- Description of the task
Transcribe the entries that follow, word for word.

§ §

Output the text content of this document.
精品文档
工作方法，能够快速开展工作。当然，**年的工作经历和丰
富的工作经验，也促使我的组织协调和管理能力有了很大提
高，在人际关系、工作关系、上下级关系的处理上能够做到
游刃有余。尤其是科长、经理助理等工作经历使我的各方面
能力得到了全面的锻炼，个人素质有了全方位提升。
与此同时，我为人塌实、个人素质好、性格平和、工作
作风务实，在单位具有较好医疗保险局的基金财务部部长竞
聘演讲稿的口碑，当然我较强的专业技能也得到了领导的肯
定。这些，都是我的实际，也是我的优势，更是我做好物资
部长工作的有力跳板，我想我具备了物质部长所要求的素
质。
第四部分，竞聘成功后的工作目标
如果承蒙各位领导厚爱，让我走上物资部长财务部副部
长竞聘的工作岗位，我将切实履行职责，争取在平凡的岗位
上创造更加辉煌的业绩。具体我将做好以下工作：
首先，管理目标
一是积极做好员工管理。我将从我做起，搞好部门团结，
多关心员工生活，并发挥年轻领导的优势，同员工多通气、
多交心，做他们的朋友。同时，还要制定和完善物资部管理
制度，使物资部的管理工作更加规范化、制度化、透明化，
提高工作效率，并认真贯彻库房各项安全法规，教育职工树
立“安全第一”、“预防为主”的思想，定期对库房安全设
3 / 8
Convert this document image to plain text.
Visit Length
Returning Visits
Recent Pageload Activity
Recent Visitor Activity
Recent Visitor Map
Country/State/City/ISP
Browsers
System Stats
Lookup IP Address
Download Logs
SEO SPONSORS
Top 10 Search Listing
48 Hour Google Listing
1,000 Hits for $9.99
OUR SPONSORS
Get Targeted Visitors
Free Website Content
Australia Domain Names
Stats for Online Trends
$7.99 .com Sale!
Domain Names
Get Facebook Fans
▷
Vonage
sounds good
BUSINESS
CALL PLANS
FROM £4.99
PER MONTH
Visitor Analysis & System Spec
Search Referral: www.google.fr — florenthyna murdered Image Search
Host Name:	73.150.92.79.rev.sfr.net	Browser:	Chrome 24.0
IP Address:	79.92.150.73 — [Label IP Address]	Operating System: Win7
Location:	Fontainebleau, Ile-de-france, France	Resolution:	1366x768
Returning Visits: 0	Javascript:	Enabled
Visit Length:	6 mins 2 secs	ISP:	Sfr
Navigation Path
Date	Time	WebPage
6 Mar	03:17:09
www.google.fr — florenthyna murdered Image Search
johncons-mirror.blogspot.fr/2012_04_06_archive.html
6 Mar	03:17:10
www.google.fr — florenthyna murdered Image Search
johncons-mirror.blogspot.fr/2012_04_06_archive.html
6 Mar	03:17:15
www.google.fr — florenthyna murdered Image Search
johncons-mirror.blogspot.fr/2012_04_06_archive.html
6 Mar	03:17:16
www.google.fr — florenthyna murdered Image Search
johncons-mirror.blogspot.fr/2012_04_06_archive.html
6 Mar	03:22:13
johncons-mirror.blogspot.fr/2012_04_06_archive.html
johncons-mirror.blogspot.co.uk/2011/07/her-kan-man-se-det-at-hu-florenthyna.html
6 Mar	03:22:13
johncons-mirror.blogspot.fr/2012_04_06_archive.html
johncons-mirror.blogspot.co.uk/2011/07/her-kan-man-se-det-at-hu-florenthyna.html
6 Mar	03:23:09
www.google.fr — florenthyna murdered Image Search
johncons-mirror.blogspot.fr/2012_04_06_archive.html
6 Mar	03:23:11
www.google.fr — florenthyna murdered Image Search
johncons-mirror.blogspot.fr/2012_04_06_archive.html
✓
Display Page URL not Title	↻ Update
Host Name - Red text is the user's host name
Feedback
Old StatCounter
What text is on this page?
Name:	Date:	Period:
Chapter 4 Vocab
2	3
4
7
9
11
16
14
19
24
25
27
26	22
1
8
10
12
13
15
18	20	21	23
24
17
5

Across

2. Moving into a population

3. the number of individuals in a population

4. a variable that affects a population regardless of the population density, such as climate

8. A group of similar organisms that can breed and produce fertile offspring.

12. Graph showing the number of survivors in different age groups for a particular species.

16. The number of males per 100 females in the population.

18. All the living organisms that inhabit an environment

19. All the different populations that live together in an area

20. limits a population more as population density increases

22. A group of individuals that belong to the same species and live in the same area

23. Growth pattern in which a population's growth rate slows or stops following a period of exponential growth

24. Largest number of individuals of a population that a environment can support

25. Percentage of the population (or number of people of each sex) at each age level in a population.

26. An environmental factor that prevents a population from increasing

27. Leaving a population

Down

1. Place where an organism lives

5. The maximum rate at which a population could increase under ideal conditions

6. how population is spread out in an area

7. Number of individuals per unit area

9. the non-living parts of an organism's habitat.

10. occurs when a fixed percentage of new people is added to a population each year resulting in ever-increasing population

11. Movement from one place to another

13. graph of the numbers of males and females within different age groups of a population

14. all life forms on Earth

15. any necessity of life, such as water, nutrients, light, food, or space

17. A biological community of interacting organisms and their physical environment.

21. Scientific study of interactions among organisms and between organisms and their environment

§ §

- The output
Output the text content of this document.
精品文档
工作方法，能够快速开展工作。当然，**年的工作经历和丰
富的工作经验，也促使我的组织协调和管理能力有了很大提
高，在人际关系、工作关系、上下级关系的处理上能够做到
游刃有余。尤其是科长、经理助理等工作经历使我的各方面
能力得到了全面的锻炼，个人素质有了全方位提升。
与此同时，我为人塌实、个人素质好、性格平和、工作
作风务实，在单位具有较好医疗保险局的基金财务部部长竞
聘演讲稿的口碑，当然我较强的专业技能也得到了领导的肯
定。这些，都是我的实际，也是我的优势，更是我做好物资
部长工作的有力跳板，我想我具备了物质部长所要求的素
质。
第四部分，竞聘成功后的工作目标
如果承蒙各位领导厚爱，让我走上物资部长财务部副部
长竞聘的工作岗位，我将切实履行职责，争取在平凡的岗位
上创造更加辉煌的业绩。具体我将做好以下工作：
首先，管理目标
一是积极做好员工管理。我将从我做起，搞好部门团结，
多关心员工生活，并发挥年轻领导的优势，同员工多通气、
多交心，做他们的朋友。同时，还要制定和完善物资部管理
制度，使物资部的管理工作更加规范化、制度化、透明化，
提高工作效率，并认真贯彻库房各项安全法规，教育职工树
立“安全第一”、“预防为主”的思想，定期对库房安全设
3 / 8
Convert this document image to plain text.
Visit Length
Returning Visits
Recent Pageload Activity
Recent Visitor Activity
Recent Visitor Map
Country/State/City/ISP
Browsers
System Stats
Lookup IP Address
Download Logs
SEO SPONSORS
Top 10 Search Listing
48 Hour Google Listing
1,000 Hits for $9.99
OUR SPONSORS
Get Targeted Visitors
Free Website Content
Australia Domain Names
Stats for Online Trends
$7.99 .com Sale!
Domain Names
Get Facebook Fans
▷
Vonage
sounds good
BUSINESS
CALL PLANS
FROM £4.99
PER MONTH
Visitor Analysis & System Spec
Search Referral: www.google.fr — florenthyna murdered Image Search
Host Name:	73.150.92.79.rev.sfr.net	Browser:	Chrome 24.0
IP Address:	79.92.150.73 — [Label IP Address]	Operating System: Win7
Location:	Fontainebleau, Ile-de-france, France	Resolution:	1366x768
Returning Visits: 0	Javascript:	Enabled
Visit Length:	6 mins 2 secs	ISP:	Sfr
Navigation Path
Date	Time	WebPage
6 Mar	03:17:09
www.google.fr — florenthyna murdered Image Search
johncons-mirror.blogspot.fr/2012_04_06_archive.html
6 Mar	03:17:10
www.google.fr — florenthyna murdered Image Search
johncons-mirror.blogspot.fr/2012_04_06_archive.html
6 Mar	03:17:15
www.google.fr — florenthyna murdered Image Search
johncons-mirror.blogspot.fr/2012_04_06_archive.html
6 Mar	03:17:16
www.google.fr — florenthyna murdered Image Search
johncons-mirror.blogspot.fr/2012_04_06_archive.html
6 Mar	03:22:13
johncons-mirror.blogspot.fr/2012_04_06_archive.html
johncons-mirror.blogspot.co.uk/2011/07/her-kan-man-se-det-at-hu-florenthyna.html
6 Mar	03:22:13
johncons-mirror.blogspot.fr/2012_04_06_archive.html
johncons-mirror.blogspot.co.uk/2011/07/her-kan-man-se-det-at-hu-florenthyna.html
6 Mar	03:23:09
www.google.fr — florenthyna murdered Image Search
johncons-mirror.blogspot.fr/2012_04_06_archive.html
6 Mar	03:23:11
www.google.fr — florenthyna murdered Image Search
johncons-mirror.blogspot.fr/2012_04_06_archive.html
✓
Display Page URL not Title	↻ Update
Host Name - Red text is the user's host name
Feedback
Old StatCounter
What text is on this page?
Name:	Date:	Period:
Chapter 4 Vocab
2	3
4
7
9
11
16
14
19
24
25
27
26	22
1
8
10
12
13
15
18	20	21	23
24
17
5

Across

2. Moving into a population

3. the number of individuals in a population

4. a variable that affects a population regardless of the population density, such as climate

8. A group of similar organisms that can breed and produce fertile offspring.

12. Graph showing the number of survivors in different age groups for a particular species.

16. The number of males per 100 females in the population.

18. All the living organisms that inhabit an environment

19. All the different populations that live together in an area

20. limits a population more as population density increases

22. A group of individuals that belong to the same species and live in the same area

23. Growth pattern in which a population's growth rate slows or stops following a period of exponential growth

24. Largest number of individuals of a population that a environment can support

25. Percentage of the population (or number of people of each sex) at each age level in a population.

26. An environmental factor that prevents a population from increasing

27. Leaving a population

Down

1. Place where an organism lives

5. The maximum rate at which a population could increase under ideal conditions

6. how population is spread out in an area

7. Number of individuals per unit area

9. the non-living parts of an organism's habitat.

10. occurs when a fixed percentage of new people is added to a population each year resulting in ever-increasing population

11. Movement from one place to another

13. graph of the numbers of males and females within different age groups of a population

14. all life forms on Earth

15. any necessity of life, such as water, nutrients, light, food, or space

17. A biological community of interacting organisms and their physical environment.

21. Scientific study of interactions among organisms and between organisms and their environment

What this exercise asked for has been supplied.